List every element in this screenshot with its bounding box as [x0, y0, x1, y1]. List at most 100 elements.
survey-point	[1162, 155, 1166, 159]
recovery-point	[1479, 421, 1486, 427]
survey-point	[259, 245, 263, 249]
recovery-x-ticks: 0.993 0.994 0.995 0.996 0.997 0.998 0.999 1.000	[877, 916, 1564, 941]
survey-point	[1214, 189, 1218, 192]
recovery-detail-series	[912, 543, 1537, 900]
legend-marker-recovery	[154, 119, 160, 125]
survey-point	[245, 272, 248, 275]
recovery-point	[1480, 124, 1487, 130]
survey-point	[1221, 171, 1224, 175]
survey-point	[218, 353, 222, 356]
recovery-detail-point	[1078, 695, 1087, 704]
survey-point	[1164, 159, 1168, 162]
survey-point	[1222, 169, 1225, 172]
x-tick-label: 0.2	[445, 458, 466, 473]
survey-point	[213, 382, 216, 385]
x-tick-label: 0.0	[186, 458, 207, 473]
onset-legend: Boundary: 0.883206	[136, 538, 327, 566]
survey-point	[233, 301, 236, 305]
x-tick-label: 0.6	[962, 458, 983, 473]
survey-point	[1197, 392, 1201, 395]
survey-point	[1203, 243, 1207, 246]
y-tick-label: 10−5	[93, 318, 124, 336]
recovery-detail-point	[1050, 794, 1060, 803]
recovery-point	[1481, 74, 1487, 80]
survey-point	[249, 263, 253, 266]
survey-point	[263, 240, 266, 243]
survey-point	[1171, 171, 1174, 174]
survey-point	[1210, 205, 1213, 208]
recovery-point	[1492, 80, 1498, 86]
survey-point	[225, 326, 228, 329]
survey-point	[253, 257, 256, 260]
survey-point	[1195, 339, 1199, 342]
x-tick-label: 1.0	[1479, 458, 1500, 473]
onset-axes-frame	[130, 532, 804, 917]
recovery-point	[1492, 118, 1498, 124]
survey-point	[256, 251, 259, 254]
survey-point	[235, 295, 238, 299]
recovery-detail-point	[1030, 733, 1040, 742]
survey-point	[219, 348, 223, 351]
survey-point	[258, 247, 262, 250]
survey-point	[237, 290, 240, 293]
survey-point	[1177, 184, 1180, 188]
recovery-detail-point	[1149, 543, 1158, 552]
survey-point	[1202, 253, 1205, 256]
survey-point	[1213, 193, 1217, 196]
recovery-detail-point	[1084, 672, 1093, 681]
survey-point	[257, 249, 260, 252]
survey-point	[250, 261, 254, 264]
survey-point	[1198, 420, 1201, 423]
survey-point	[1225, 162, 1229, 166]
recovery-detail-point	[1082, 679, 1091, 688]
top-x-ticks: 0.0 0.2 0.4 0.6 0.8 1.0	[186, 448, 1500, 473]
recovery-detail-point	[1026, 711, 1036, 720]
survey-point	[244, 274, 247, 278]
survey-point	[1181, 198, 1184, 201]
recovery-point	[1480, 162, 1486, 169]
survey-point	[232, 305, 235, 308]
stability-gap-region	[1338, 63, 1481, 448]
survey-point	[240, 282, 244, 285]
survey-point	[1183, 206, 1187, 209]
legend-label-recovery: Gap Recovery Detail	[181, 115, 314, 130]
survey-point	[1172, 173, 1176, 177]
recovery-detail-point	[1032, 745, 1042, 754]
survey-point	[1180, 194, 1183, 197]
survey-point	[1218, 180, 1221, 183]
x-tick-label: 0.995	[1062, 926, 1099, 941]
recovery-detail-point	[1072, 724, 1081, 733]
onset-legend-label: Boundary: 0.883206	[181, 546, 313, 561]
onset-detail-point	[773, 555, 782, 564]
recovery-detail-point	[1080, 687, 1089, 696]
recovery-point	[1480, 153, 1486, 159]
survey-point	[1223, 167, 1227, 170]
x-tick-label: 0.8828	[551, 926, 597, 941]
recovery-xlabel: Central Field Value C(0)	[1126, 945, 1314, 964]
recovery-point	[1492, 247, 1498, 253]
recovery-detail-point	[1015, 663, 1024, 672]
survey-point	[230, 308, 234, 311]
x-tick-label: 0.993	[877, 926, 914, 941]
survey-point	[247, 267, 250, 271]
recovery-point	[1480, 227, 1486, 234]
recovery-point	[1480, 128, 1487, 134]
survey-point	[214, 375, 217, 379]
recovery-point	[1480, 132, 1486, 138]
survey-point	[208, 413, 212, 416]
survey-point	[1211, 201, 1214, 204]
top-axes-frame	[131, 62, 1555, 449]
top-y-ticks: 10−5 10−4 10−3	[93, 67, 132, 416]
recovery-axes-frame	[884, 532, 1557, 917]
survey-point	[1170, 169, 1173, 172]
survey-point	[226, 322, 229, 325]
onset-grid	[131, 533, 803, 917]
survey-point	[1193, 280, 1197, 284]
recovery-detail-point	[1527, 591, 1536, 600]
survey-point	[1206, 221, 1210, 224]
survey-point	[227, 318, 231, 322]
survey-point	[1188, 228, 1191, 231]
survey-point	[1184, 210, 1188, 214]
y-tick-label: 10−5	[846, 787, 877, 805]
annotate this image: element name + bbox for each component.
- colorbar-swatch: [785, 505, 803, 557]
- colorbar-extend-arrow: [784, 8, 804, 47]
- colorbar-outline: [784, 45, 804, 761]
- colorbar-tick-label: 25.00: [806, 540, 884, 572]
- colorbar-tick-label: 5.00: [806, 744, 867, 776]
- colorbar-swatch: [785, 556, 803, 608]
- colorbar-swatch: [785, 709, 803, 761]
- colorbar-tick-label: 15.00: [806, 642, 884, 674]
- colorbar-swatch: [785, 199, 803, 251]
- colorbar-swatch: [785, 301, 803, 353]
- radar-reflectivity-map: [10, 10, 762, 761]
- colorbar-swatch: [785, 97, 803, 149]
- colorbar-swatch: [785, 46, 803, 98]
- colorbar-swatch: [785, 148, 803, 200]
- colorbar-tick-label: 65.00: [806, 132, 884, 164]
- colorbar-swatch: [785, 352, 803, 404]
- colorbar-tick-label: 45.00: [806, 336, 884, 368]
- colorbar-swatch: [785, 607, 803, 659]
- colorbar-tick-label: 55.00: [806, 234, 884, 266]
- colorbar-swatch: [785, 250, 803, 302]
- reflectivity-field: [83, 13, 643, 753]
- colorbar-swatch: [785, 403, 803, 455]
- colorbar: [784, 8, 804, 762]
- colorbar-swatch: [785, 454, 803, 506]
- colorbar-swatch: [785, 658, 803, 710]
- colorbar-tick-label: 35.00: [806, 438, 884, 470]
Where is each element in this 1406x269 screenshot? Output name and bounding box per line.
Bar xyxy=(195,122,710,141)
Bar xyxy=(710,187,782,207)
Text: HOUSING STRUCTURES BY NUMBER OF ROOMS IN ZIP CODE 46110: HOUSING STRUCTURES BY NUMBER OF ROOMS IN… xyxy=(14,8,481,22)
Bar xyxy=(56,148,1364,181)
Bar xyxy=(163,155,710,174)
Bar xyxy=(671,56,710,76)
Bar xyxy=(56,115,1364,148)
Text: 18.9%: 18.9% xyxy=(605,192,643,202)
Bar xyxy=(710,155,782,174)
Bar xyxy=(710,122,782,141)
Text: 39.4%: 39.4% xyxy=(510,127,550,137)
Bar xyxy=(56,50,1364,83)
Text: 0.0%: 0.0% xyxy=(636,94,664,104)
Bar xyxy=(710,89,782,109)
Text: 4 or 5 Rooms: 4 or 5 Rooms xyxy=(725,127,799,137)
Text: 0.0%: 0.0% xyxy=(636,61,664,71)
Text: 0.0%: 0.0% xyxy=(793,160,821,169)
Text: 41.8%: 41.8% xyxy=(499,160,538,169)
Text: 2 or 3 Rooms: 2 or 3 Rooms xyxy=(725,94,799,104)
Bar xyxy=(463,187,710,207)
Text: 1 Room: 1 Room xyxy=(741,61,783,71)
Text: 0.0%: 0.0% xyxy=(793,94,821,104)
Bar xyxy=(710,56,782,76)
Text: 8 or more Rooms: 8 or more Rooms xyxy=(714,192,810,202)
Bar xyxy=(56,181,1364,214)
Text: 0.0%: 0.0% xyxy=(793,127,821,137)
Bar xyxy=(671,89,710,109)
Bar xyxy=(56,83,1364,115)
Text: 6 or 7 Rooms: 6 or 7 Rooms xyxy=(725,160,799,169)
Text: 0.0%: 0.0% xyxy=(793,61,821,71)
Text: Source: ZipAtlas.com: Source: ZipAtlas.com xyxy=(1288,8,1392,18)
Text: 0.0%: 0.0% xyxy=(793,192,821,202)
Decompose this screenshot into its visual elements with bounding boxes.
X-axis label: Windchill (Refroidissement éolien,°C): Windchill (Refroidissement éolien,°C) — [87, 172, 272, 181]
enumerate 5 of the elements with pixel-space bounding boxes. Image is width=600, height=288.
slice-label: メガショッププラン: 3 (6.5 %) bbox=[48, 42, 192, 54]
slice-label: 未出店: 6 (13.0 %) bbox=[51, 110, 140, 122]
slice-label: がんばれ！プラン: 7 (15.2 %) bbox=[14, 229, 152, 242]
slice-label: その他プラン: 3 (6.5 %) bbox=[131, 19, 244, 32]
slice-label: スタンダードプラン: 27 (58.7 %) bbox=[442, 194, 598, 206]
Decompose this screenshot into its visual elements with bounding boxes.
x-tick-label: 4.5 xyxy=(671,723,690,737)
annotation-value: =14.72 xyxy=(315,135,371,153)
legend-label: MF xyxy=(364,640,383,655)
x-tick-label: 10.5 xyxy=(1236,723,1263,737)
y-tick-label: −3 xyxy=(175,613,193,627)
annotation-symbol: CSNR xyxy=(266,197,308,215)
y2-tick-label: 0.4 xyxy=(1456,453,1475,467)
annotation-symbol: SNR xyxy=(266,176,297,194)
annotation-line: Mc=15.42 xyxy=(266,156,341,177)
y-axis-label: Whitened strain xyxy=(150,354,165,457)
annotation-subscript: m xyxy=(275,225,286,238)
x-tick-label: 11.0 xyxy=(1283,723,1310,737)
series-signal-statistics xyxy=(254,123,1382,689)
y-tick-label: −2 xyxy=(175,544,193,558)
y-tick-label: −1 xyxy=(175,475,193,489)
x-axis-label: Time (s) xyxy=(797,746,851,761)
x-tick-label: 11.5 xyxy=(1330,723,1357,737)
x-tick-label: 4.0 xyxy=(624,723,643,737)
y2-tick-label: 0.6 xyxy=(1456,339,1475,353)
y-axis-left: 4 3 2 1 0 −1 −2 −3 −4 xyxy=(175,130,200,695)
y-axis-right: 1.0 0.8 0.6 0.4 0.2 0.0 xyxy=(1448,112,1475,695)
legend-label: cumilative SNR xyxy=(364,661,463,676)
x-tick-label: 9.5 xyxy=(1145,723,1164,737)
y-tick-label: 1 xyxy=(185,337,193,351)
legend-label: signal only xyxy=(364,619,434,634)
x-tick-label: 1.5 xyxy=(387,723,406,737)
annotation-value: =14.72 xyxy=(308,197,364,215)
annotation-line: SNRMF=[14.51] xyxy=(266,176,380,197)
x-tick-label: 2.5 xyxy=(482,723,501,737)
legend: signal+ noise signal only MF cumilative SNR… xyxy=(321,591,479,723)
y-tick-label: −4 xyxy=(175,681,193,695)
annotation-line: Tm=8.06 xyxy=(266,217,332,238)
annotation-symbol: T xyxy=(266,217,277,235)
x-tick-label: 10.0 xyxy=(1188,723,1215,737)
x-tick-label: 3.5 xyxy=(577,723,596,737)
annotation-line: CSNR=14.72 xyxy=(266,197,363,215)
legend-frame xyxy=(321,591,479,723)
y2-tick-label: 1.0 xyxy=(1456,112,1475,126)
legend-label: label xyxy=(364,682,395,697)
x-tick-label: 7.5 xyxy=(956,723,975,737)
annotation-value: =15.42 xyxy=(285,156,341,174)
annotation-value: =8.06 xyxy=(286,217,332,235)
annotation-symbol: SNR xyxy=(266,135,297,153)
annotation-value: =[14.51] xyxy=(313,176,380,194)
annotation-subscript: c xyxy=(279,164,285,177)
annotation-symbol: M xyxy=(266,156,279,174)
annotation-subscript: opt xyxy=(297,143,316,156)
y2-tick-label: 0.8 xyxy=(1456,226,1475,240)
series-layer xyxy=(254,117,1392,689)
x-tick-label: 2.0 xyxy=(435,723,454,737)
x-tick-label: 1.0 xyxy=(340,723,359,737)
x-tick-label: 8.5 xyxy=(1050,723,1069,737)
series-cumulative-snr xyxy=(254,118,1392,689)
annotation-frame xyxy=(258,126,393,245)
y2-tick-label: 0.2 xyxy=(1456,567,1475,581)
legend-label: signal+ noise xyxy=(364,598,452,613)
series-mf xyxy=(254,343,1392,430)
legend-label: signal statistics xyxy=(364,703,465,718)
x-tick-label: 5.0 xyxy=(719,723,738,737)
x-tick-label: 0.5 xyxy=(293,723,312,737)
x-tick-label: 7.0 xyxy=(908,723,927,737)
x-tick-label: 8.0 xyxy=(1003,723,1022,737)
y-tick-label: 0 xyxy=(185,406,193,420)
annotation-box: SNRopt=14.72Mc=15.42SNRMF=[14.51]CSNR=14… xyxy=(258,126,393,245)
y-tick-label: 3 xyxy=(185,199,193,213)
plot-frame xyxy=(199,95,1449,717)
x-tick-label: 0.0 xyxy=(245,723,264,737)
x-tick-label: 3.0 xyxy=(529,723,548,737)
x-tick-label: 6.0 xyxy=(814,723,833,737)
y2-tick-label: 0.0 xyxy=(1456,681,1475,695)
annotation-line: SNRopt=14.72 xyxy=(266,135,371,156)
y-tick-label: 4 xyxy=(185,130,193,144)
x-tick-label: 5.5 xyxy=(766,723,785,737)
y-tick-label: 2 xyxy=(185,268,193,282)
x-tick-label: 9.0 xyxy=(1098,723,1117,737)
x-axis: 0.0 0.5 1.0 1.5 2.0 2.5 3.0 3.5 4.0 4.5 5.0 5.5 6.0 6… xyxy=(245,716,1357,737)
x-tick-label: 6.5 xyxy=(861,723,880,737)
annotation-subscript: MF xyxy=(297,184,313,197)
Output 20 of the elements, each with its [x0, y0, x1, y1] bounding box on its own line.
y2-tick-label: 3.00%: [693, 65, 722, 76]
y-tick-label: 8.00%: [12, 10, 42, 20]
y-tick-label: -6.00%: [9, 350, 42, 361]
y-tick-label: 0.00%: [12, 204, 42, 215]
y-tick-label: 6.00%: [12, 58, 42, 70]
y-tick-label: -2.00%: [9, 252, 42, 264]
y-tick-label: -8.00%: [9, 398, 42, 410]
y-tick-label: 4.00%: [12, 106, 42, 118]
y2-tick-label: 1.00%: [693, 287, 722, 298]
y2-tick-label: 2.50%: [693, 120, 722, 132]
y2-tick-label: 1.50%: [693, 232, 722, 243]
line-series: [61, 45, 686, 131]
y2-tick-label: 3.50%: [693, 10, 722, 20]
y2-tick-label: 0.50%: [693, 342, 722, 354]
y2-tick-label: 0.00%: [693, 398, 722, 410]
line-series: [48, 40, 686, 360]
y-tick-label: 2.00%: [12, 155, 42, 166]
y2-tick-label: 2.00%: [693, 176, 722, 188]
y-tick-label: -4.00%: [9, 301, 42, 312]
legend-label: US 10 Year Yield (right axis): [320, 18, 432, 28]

▶ **Aim of the exercise**
Copy out every line from the very first one down to the line containing "162, 1486, 169]", keeping each exactly as it appears.

▶ **Response**
List every element in this screenshot with its bounding box as [x0, y0, x1, y1]. List at most 100 elements.
survey-point	[1162, 155, 1166, 159]
recovery-point	[1479, 421, 1486, 427]
survey-point	[259, 245, 263, 249]
recovery-x-ticks: 0.993 0.994 0.995 0.996 0.997 0.998 0.999 1.000	[877, 916, 1564, 941]
survey-point	[1214, 189, 1218, 192]
recovery-detail-series	[912, 543, 1537, 900]
legend-marker-recovery	[154, 119, 160, 125]
survey-point	[245, 272, 248, 275]
recovery-point	[1480, 124, 1487, 130]
survey-point	[1221, 171, 1224, 175]
survey-point	[218, 353, 222, 356]
recovery-detail-point	[1078, 695, 1087, 704]
survey-point	[1164, 159, 1168, 162]
survey-point	[1222, 169, 1225, 172]
x-tick-label: 0.2	[445, 458, 466, 473]
survey-point	[213, 382, 216, 385]
x-tick-label: 0.0	[186, 458, 207, 473]
onset-legend: Boundary: 0.883206	[136, 538, 327, 566]
survey-point	[233, 301, 236, 305]
x-tick-label: 0.6	[962, 458, 983, 473]
survey-point	[1197, 392, 1201, 395]
survey-point	[1203, 243, 1207, 246]
y-tick-label: 10−5	[93, 318, 124, 336]
recovery-detail-point	[1050, 794, 1060, 803]
recovery-point	[1481, 74, 1487, 80]
survey-point	[249, 263, 253, 266]
survey-point	[263, 240, 266, 243]
survey-point	[1171, 171, 1174, 174]
survey-point	[1210, 205, 1213, 208]
recovery-point	[1492, 80, 1498, 86]
survey-point	[225, 326, 228, 329]
survey-point	[253, 257, 256, 260]
survey-point	[1195, 339, 1199, 342]
x-tick-label: 1.0	[1479, 458, 1500, 473]
onset-axes-frame	[130, 532, 804, 917]
recovery-point	[1492, 118, 1498, 124]
survey-point	[256, 251, 259, 254]
survey-point	[235, 295, 238, 299]
recovery-detail-point	[1030, 733, 1040, 742]
survey-point	[219, 348, 223, 351]
survey-point	[258, 247, 262, 250]
survey-point	[237, 290, 240, 293]
survey-point	[1177, 184, 1180, 188]
recovery-detail-point	[1149, 543, 1158, 552]
survey-point	[1202, 253, 1205, 256]
survey-point	[1213, 193, 1217, 196]
recovery-detail-point	[1084, 672, 1093, 681]
survey-point	[257, 249, 260, 252]
survey-point	[250, 261, 254, 264]
survey-point	[1198, 420, 1201, 423]
survey-point	[1225, 162, 1229, 166]
recovery-detail-point	[1082, 679, 1091, 688]
top-x-ticks: 0.0 0.2 0.4 0.6 0.8 1.0	[186, 448, 1500, 473]
recovery-detail-point	[1026, 711, 1036, 720]
survey-point	[244, 274, 247, 278]
survey-point	[1181, 198, 1184, 201]
recovery-point	[1480, 162, 1486, 169]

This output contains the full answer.